• Direction: Set down the whole listing verbatim.

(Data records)
+++
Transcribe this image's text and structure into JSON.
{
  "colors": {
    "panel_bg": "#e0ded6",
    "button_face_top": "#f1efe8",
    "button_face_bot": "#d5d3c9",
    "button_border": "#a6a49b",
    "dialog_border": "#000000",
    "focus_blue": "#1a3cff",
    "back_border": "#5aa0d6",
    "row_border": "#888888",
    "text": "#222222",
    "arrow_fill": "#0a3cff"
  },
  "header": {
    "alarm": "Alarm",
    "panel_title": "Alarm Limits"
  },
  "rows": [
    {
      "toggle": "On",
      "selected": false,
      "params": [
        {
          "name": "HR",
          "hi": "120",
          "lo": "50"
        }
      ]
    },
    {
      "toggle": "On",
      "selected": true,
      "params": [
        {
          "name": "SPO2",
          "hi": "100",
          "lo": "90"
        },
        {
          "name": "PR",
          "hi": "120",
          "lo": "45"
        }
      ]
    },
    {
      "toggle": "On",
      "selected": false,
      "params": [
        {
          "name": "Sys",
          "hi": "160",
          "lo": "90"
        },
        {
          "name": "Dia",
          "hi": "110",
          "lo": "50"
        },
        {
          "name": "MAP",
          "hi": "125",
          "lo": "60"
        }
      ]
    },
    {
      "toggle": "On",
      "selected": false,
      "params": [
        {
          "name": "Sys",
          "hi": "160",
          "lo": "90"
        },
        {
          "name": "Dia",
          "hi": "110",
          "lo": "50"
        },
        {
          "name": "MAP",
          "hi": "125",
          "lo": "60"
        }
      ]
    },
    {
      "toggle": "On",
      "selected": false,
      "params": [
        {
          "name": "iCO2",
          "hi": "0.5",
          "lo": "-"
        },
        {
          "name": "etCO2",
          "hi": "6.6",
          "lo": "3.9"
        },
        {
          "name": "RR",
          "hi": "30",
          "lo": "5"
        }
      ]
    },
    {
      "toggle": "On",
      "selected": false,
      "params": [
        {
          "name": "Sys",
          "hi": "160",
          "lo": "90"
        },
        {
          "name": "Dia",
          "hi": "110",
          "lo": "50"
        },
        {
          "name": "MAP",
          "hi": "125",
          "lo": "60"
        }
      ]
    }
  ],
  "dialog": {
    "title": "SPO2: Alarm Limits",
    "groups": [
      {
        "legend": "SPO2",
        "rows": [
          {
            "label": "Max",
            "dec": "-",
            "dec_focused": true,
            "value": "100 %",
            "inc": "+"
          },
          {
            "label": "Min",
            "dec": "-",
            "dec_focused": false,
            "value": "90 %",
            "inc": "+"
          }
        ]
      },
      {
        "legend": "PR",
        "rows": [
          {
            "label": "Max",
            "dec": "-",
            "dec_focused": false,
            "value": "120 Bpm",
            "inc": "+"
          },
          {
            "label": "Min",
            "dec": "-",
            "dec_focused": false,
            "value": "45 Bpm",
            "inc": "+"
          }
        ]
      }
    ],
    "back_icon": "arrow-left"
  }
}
+++
• Written answer:
Transcribe this image's text and structure into JSON.
{
  "colors": {
    "panel_bg": "#e0ded6",
    "button_face_top": "#f1efe8",
    "button_face_bot": "#d5d3c9",
    "button_border": "#a6a49b",
    "dialog_border": "#000000",
    "focus_blue": "#1a3cff",
    "back_border": "#5aa0d6",
    "row_border": "#888888",
    "text": "#222222",
    "arrow_fill": "#0a3cff"
  },
  "header": {
    "alarm": "Alarm",
    "panel_title": "Alarm Limits"
  },
  "rows": [
    {
      "toggle": "On",
      "selected": false,
      "params": [
        {
          "name": "HR",
          "hi": "120",
          "lo": "50"
        }
      ]
    },
    {
      "toggle": "On",
      "selected": true,
      "params": [
        {
          "name": "SPO2",
          "hi": "100",
          "lo": "90"
        },
        {
          "name": "PR",
          "hi": "120",
          "lo": "45"
        }
      ]
    },
    {
      "toggle": "On",
      "selected": false,
      "params": [
        {
          "name": "Sys",
          "hi": "160",
          "lo": "90"
        },
        {
          "name": "Dia",
          "hi": "110",
          "lo": "50"
        },
        {
          "name": "MAP",
          "hi": "125",
          "lo": "60"
        }
      ]
    },
    {
      "toggle": "On",
      "selected": false,
      "params": [
        {
          "name": "Sys",
          "hi": "160",
          "lo": "90"
        },
        {
          "name": "Dia",
          "hi": "110",
          "lo": "50"
        },
        {
          "name": "MAP",
          "hi": "125",
          "lo": "60"
        }
      ]
    },
    {
      "toggle": "On",
      "selected": false,
      "params": [
        {
          "name": "iCO2",
          "hi": "0.5",
          "lo": "-"
        },
        {
          "name": "etCO2",
          "hi": "6.6",
          "lo": "3.9"
        },
        {
          "name": "RR",
          "hi": "30",
          "lo": "5"
        }
      ]
    },
    {
      "toggle": "On",
      "selected": false,
      "params": [
        {
          "name": "Sys",
          "hi": "160",
          "lo": "90"
        },
        {
          "name": "Dia",
          "hi": "110",
          "lo": "50"
        },
        {
          "name": "MAP",
          "hi": "125",
          "lo": "60"
        }
      ]
    }
  ],
  "dialog": {
    "title": "SPO2: Alarm Limits",
    "groups": [
      {
        "legend": "SPO2",
        "rows": [
          {
            "label": "Max",
            "dec": "-",
            "dec_focused": true,
            "value": "100 %",
            "inc": "+"
          },
          {
            "label": "Min",
            "dec": "-",
            "dec_focused": false,
            "value": "90 %",
            "inc": "+"
          }
        ]
      },
      {
        "legend": "PR",
        "rows": [
          {
            "label": "Max",
            "dec": "-",
            "dec_focused": false,
            "value": "120 Bpm",
            "inc": "+"
          },
          {
            "label": "Min",
            "dec": "-",
            "dec_focused": false,
            "value": "45 Bpm",
            "inc": "+"
          }
        ]
      }
    ],
    "back_icon": "arrow-left"
  }
}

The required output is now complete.